'''

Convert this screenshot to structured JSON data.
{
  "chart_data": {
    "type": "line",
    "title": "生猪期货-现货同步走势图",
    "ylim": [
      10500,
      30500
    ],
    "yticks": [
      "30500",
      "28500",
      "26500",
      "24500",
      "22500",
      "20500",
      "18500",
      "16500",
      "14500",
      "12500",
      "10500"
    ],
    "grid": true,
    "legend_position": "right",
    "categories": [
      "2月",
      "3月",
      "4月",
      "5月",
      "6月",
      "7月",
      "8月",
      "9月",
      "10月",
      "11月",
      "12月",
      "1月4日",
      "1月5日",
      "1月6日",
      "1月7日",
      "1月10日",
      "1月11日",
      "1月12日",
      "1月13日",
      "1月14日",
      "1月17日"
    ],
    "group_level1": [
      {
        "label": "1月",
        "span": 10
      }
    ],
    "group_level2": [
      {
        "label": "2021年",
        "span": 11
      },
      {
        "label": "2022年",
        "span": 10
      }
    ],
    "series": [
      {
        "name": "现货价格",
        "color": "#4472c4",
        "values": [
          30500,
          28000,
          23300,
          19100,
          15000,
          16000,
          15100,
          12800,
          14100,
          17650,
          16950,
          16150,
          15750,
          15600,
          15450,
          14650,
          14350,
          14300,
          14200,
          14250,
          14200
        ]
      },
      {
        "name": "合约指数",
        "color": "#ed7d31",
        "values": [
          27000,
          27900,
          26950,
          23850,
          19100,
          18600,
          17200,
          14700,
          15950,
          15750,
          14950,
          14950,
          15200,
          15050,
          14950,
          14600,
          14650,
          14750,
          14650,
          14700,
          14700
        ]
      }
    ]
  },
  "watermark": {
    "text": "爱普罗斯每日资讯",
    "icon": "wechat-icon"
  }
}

'''

The problem:
Go through the listing and print each line exactly as it appears.

Response to this task:
Convert this screenshot to structured JSON data.
{
  "chart_data": {
    "type": "line",
    "title": "生猪期货-现货同步走势图",
    "ylim": [
      10500,
      30500
    ],
    "yticks": [
      "30500",
      "28500",
      "26500",
      "24500",
      "22500",
      "20500",
      "18500",
      "16500",
      "14500",
      "12500",
      "10500"
    ],
    "grid": true,
    "legend_position": "right",
    "categories": [
      "2月",
      "3月",
      "4月",
      "5月",
      "6月",
      "7月",
      "8月",
      "9月",
      "10月",
      "11月",
      "12月",
      "1月4日",
      "1月5日",
      "1月6日",
      "1月7日",
      "1月10日",
      "1月11日",
      "1月12日",
      "1月13日",
      "1月14日",
      "1月17日"
    ],
    "group_level1": [
      {
        "label": "1月",
        "span": 10
      }
    ],
    "group_level2": [
      {
        "label": "2021年",
        "span": 11
      },
      {
        "label": "2022年",
        "span": 10
      }
    ],
    "series": [
      {
        "name": "现货价格",
        "color": "#4472c4",
        "values": [
          30500,
          28000,
          23300,
          19100,
          15000,
          16000,
          15100,
          12800,
          14100,
          17650,
          16950,
          16150,
          15750,
          15600,
          15450,
          14650,
          14350,
          14300,
          14200,
          14250,
          14200
        ]
      },
      {
        "name": "合约指数",
        "color": "#ed7d31",
        "values": [
          27000,
          27900,
          26950,
          23850,
          19100,
          18600,
          17200,
          14700,
          15950,
          15750,
          14950,
          14950,
          15200,
          15050,
          14950,
          14600,
          14650,
          14750,
          14650,
          14700,
          14700
        ]
      }
    ]
  },
  "watermark": {
    "text": "爱普罗斯每日资讯",
    "icon": "wechat-icon"
  }
}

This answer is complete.